WHAT TO WORK ON: Scan the entries below and count the lines holding the string "Progression". Supply only the number.

Figure record listings:
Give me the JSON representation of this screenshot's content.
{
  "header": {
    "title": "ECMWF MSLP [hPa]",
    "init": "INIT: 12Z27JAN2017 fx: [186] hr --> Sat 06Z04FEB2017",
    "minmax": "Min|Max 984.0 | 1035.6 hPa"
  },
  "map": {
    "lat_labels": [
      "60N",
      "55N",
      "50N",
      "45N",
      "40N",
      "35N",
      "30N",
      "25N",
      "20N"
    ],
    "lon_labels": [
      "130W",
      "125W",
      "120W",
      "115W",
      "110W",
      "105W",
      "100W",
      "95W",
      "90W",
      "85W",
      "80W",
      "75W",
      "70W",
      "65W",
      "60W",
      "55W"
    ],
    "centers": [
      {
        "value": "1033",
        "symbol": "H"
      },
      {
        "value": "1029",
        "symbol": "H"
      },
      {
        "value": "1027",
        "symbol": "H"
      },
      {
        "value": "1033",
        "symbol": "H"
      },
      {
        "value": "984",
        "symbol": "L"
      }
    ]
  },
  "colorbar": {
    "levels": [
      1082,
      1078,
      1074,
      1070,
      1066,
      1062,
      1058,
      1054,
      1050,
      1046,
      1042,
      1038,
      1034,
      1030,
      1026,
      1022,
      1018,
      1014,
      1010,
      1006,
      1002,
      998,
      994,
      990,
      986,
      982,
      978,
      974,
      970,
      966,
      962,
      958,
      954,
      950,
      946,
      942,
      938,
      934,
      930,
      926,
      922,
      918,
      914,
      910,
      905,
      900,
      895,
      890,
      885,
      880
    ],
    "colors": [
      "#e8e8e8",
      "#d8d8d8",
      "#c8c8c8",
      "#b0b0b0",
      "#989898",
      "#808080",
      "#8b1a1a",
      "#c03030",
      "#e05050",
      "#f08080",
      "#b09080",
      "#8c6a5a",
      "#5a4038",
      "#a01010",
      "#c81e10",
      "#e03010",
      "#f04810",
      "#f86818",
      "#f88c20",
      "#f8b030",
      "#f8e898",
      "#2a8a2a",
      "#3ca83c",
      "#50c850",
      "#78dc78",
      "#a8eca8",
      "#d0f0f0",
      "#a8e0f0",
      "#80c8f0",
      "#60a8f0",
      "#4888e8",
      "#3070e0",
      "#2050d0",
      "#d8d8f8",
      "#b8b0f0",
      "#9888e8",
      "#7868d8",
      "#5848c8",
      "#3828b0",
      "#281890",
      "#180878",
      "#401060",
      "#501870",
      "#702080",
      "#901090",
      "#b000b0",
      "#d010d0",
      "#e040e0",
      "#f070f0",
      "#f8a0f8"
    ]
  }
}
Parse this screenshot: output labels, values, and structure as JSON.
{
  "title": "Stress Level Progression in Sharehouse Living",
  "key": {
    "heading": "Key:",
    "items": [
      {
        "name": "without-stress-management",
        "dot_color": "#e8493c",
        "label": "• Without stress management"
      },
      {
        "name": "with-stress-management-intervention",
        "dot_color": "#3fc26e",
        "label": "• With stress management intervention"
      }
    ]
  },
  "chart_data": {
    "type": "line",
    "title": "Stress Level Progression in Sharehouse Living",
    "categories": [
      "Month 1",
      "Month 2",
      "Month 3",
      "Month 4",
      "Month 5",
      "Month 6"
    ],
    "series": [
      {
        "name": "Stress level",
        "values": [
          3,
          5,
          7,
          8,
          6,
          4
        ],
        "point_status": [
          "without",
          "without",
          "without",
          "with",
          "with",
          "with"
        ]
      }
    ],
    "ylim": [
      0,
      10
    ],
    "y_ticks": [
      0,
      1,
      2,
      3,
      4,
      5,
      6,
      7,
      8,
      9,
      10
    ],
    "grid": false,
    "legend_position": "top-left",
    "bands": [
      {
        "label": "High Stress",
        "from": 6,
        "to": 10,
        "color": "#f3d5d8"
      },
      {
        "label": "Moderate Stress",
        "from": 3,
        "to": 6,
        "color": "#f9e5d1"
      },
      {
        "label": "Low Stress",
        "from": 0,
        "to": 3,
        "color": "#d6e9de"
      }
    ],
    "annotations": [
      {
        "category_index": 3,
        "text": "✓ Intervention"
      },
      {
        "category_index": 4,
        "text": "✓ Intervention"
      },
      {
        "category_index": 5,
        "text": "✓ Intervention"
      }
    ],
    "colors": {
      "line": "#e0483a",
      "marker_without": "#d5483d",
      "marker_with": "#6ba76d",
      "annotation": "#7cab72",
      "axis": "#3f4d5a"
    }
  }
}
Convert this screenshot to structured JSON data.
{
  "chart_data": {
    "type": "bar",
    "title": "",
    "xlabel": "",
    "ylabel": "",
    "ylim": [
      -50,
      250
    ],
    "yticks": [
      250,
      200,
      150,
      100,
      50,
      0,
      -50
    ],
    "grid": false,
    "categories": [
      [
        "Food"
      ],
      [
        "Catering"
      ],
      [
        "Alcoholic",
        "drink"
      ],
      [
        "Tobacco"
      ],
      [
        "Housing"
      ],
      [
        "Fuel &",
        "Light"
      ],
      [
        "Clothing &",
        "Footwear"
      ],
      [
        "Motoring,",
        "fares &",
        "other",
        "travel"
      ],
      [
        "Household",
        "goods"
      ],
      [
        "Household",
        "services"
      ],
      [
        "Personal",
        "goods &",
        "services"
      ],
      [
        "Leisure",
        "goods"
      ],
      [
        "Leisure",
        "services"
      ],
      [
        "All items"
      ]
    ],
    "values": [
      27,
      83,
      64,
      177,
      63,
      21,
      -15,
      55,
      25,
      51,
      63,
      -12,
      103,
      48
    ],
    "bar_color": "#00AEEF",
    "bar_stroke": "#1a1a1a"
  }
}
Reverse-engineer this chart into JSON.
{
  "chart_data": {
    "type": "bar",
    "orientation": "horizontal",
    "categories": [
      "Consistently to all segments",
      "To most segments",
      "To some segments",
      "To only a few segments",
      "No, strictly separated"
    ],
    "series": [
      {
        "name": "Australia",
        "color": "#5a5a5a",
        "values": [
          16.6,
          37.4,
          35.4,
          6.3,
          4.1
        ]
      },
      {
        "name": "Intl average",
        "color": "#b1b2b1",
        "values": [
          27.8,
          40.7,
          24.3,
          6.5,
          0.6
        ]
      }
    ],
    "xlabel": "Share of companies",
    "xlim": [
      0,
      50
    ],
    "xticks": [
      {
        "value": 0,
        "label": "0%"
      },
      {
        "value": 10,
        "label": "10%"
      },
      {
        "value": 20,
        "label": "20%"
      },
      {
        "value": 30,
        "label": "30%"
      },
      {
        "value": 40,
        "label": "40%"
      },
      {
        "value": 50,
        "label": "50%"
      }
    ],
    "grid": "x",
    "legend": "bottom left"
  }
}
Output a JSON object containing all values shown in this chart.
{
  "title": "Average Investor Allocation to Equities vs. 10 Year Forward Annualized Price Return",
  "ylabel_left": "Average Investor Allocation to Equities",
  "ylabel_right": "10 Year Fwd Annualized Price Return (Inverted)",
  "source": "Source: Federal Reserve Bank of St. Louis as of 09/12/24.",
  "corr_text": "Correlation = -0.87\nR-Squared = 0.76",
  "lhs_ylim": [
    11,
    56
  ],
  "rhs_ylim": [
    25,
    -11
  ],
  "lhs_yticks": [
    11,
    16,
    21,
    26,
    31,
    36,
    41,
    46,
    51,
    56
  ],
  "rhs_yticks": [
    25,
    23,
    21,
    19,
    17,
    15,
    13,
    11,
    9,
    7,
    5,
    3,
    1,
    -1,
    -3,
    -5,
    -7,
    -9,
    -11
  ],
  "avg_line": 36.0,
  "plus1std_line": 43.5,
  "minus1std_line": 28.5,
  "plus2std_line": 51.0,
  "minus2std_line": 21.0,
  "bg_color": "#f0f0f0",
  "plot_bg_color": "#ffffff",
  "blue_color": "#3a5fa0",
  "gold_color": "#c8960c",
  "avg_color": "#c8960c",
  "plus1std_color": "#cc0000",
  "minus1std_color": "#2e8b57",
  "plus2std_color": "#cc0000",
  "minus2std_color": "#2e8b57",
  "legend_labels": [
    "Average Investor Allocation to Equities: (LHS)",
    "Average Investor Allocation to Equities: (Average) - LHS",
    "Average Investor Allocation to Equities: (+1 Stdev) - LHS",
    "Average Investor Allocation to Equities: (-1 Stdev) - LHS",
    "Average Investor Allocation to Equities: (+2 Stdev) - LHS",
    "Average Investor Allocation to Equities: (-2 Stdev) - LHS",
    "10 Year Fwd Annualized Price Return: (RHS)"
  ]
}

EXERCISE RESULT: 2